> [RECORDS SHOWN]:
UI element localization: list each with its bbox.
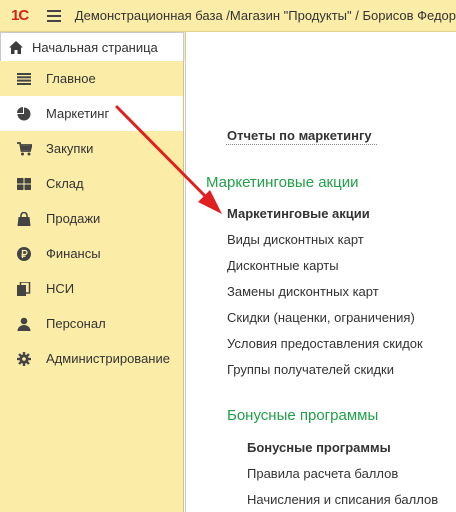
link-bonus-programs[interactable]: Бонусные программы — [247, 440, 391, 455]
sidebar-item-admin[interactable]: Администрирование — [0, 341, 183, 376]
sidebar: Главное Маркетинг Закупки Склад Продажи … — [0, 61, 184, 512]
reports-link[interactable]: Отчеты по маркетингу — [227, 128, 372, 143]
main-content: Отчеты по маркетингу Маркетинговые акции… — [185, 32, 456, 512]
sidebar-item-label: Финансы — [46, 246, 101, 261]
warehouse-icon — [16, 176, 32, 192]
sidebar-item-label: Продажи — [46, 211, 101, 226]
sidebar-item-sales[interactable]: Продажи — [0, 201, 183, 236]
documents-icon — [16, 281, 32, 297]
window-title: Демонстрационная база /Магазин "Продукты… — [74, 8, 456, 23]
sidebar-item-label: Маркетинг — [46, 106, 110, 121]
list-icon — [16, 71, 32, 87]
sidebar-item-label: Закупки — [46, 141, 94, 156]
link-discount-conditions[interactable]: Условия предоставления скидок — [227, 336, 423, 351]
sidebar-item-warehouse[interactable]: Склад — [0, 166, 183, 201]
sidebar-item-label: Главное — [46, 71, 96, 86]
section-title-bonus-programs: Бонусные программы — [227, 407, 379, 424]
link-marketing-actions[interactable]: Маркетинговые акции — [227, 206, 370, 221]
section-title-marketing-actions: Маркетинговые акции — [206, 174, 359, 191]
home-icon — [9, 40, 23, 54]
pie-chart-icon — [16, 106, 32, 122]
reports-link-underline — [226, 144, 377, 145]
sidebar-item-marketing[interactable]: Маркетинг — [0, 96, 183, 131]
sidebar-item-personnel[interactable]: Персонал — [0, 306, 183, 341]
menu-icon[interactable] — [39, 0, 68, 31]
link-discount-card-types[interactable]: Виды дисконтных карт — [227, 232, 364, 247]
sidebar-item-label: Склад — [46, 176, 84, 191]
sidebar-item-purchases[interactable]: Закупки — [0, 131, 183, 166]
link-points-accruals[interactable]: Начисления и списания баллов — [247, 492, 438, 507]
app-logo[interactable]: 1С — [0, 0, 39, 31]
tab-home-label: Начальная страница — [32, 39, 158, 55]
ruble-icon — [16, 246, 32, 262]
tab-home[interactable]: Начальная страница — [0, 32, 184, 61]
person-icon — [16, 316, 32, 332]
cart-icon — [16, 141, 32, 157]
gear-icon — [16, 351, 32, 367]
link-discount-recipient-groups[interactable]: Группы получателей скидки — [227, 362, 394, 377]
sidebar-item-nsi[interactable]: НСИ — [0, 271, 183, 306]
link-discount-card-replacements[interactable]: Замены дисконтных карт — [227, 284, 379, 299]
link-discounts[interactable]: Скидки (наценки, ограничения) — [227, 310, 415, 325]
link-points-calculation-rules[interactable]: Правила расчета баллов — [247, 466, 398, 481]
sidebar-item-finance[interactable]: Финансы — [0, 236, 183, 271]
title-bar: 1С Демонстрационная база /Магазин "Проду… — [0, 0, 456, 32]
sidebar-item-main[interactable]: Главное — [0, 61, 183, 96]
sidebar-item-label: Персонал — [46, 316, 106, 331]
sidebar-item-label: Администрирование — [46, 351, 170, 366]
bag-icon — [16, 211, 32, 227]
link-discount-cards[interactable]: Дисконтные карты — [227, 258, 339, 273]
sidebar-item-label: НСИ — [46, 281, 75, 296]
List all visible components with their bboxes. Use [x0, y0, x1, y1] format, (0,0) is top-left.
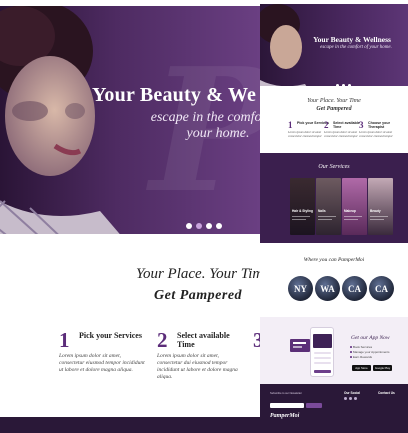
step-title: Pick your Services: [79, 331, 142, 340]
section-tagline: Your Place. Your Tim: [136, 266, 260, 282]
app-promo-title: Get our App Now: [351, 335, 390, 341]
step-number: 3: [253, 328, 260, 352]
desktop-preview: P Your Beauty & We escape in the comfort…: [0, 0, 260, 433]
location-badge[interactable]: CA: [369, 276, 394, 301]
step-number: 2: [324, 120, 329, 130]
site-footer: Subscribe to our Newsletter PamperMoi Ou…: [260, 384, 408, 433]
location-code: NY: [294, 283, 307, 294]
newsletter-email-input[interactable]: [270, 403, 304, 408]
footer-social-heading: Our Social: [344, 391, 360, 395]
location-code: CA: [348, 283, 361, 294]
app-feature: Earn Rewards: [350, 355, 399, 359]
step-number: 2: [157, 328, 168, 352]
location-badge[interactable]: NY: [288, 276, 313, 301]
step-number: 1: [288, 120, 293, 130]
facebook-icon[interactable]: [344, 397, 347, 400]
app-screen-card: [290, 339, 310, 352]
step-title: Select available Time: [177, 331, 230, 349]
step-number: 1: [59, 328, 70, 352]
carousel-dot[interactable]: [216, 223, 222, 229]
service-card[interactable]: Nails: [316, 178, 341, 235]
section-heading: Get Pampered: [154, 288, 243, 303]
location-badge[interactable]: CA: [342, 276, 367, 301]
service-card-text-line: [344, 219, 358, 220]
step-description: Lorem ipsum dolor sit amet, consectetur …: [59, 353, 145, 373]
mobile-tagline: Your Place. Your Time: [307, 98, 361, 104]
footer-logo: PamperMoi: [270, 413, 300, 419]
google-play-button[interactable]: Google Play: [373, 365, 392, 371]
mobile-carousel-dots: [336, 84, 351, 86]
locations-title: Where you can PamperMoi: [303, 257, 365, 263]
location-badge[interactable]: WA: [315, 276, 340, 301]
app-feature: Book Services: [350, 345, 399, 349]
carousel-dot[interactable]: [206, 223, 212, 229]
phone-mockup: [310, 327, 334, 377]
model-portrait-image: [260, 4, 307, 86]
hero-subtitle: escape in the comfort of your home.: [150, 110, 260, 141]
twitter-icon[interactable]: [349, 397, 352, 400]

> [TASK TO COMPLETE]:
Reproduce every line of the material above exactly, leaving the pictures out.

> [RESULT]:
UI element localization: list each with its bbox.
link-bonus-programs[interactable]: Бонусные программы — [247, 440, 391, 455]
sidebar-item-admin[interactable]: Администрирование — [0, 341, 183, 376]
sidebar: Главное Маркетинг Закупки Склад Продажи … — [0, 61, 184, 512]
reports-link[interactable]: Отчеты по маркетингу — [227, 128, 372, 143]
main-content: Отчеты по маркетингу Маркетинговые акции… — [185, 32, 456, 512]
sidebar-item-label: Финансы — [46, 246, 101, 261]
warehouse-icon — [16, 176, 32, 192]
sidebar-item-label: Продажи — [46, 211, 101, 226]
sidebar-item-sales[interactable]: Продажи — [0, 201, 183, 236]
documents-icon — [16, 281, 32, 297]
window-title: Демонстрационная база /Магазин "Продукты… — [74, 8, 456, 23]
sidebar-item-label: Маркетинг — [46, 106, 110, 121]
list-icon — [16, 71, 32, 87]
sidebar-item-label: Закупки — [46, 141, 94, 156]
link-discount-conditions[interactable]: Условия предоставления скидок — [227, 336, 423, 351]
sidebar-item-warehouse[interactable]: Склад — [0, 166, 183, 201]
sidebar-item-label: Главное — [46, 71, 96, 86]
section-title-bonus-programs: Бонусные программы — [227, 407, 379, 424]
link-marketing-actions[interactable]: Маркетинговые акции — [227, 206, 370, 221]
section-title-marketing-actions: Маркетинговые акции — [206, 174, 359, 191]
home-icon — [9, 40, 23, 54]
pie-chart-icon — [16, 106, 32, 122]
reports-link-underline — [226, 144, 377, 145]
sidebar-item-marketing[interactable]: Маркетинг — [0, 96, 183, 131]
sidebar-item-personnel[interactable]: Персонал — [0, 306, 183, 341]
menu-icon[interactable] — [39, 0, 68, 31]
link-discount-card-types[interactable]: Виды дисконтных карт — [227, 232, 364, 247]
sidebar-item-label: Склад — [46, 176, 84, 191]
sidebar-item-purchases[interactable]: Закупки — [0, 131, 183, 166]
link-points-accruals[interactable]: Начисления и списания баллов — [247, 492, 438, 507]
app-logo[interactable]: 1С — [0, 0, 39, 31]
tab-home-label: Начальная страница — [32, 39, 158, 55]
ruble-icon — [16, 246, 32, 262]
tab-home[interactable]: Начальная страница — [0, 32, 184, 61]
person-icon — [16, 316, 32, 332]
cart-icon — [16, 141, 32, 157]
gear-icon — [16, 351, 32, 367]
link-discount-recipient-groups[interactable]: Группы получателей скидки — [227, 362, 394, 377]
sidebar-item-nsi[interactable]: НСИ — [0, 271, 183, 306]
link-discount-card-replacements[interactable]: Замены дисконтных карт — [227, 284, 379, 299]
link-discounts[interactable]: Скидки (наценки, ограничения) — [227, 310, 415, 325]
link-points-calculation-rules[interactable]: Правила расчета баллов — [247, 466, 398, 481]
sidebar-item-finance[interactable]: Финансы — [0, 236, 183, 271]
title-bar: 1С Демонстрационная база /Магазин "Проду… — [0, 0, 456, 32]
sidebar-item-main[interactable]: Главное — [0, 61, 183, 96]
sidebar-item-label: Персонал — [46, 316, 106, 331]
sidebar-item-label: Администрирование — [46, 351, 170, 366]
bag-icon — [16, 211, 32, 227]
link-discount-cards[interactable]: Дисконтные карты — [227, 258, 339, 273]
sidebar-item-label: НСИ — [46, 281, 75, 296]
List all visible components with their bboxes. Use [x0, y0, x1, y1] format, (0,0) is top-left.
step-title: Pick your Services: [79, 331, 142, 340]
section-tagline: Your Place. Your Tim: [136, 266, 260, 282]
app-promo-title: Get our App Now: [351, 335, 390, 341]
step-number: 3: [253, 328, 260, 352]
desktop-preview: P Your Beauty & We escape in the comfort…: [0, 0, 260, 433]
location-badge[interactable]: CA: [369, 276, 394, 301]
step-number: 2: [324, 120, 329, 130]
site-footer: Subscribe to our Newsletter PamperMoi Ou…: [260, 384, 408, 433]
location-code: NY: [294, 283, 307, 294]
newsletter-email-input[interactable]: [270, 403, 304, 408]
footer-social-heading: Our Social: [344, 391, 360, 395]
location-code: CA: [348, 283, 361, 294]
app-feature: Earn Rewards: [350, 355, 399, 359]
step-number: 2: [157, 328, 168, 352]
location-badge[interactable]: NY: [288, 276, 313, 301]
step-number: 1: [288, 120, 293, 130]
facebook-icon[interactable]: [344, 397, 347, 400]
app-screen-card: [290, 339, 310, 352]
step-title: Select available Time: [177, 331, 230, 349]
step-number: 1: [59, 328, 70, 352]
carousel-dot[interactable]: [216, 223, 222, 229]
service-card[interactable]: Nails: [316, 178, 341, 235]
section-heading: Get Pampered: [154, 288, 243, 303]
location-badge[interactable]: CA: [342, 276, 367, 301]
service-card-text-line: [344, 219, 358, 220]
step-description: Lorem ipsum dolor sit amet, consectetur …: [59, 353, 145, 373]
mobile-tagline: Your Place. Your Time: [307, 98, 361, 104]
footer-logo: PamperMoi: [270, 413, 300, 419]
google-play-button[interactable]: Google Play: [373, 365, 392, 371]
mobile-carousel-dots: [336, 84, 351, 86]
locations-title: Where you can PamperMoi: [303, 257, 365, 263]
location-badge[interactable]: WA: [315, 276, 340, 301]
app-feature: Book Services: [350, 345, 399, 349]
carousel-dot[interactable]: [206, 223, 212, 229]
phone-mockup: [310, 327, 334, 377]
model-portrait-image: [260, 4, 307, 86]
hero-subtitle: escape in the comfort of your home.: [150, 110, 260, 141]
twitter-icon[interactable]: [349, 397, 352, 400]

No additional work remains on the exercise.